Goal of the exercise:
Word for word, repeat the entries, minus the pictures.

Supplied material:
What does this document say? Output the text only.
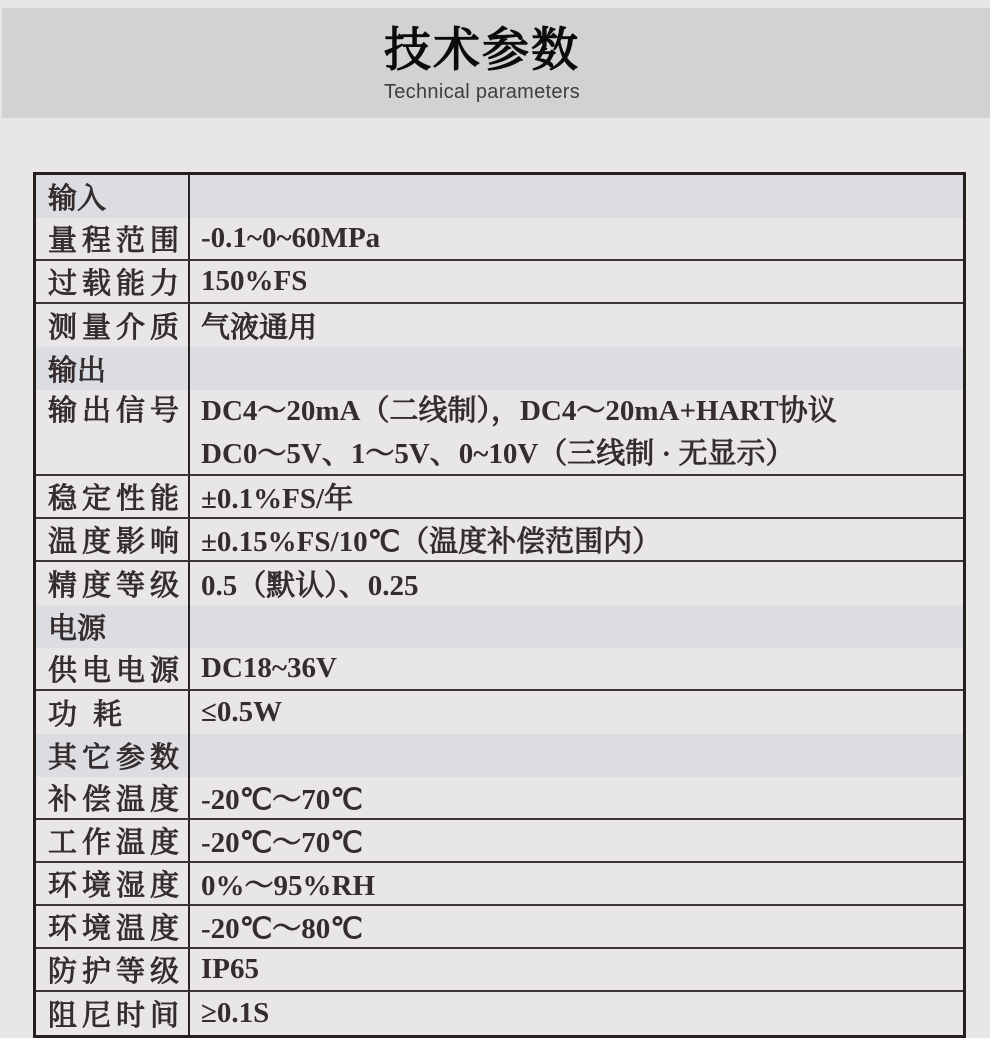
技术参数
Technical parameters
输入
量程范围 -0.1~0~60MPa
过载能力 150%FS
测量介质 气液通用
输出
输出信号 DC4～20mA（二线制），DC4～20mA+HART协议
DC0～5V、1～5V、0~10V（三线制 · 无显示）
稳定性能 ±0.1%FS/年
温度影响 ±0.15%FS/10℃（温度补偿范围内）
精度等级 0.5（默认）、0.25
电源
供电电源 DC18~36V
功耗	≤0.5W
其它参数
补偿温度 -20℃～70℃
工作温度 -20℃～70℃
环境湿度 0%～95%RH
环境温度 -20℃～80℃
防护等级 IP65
阻尼时间 ≥0.1S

Response to this task:
What does this document say? Output the text only.
技术参数
Technical parameters
输入
量程范围 -0.1~0~60MPa
过载能力 150%FS
测量介质 气液通用
输出
输出信号 DC4～20mA（二线制），DC4～20mA+HART协议
DC0～5V、1～5V、0~10V（三线制 · 无显示）
稳定性能 ±0.1%FS/年
温度影响 ±0.15%FS/10℃（温度补偿范围内）
精度等级 0.5（默认）、0.25
电源
供电电源 DC18~36V
功耗	≤0.5W
其它参数
补偿温度 -20℃～70℃
工作温度 -20℃～70℃
环境湿度 0%～95%RH
环境温度 -20℃～80℃
防护等级 IP65
阻尼时间 ≥0.1S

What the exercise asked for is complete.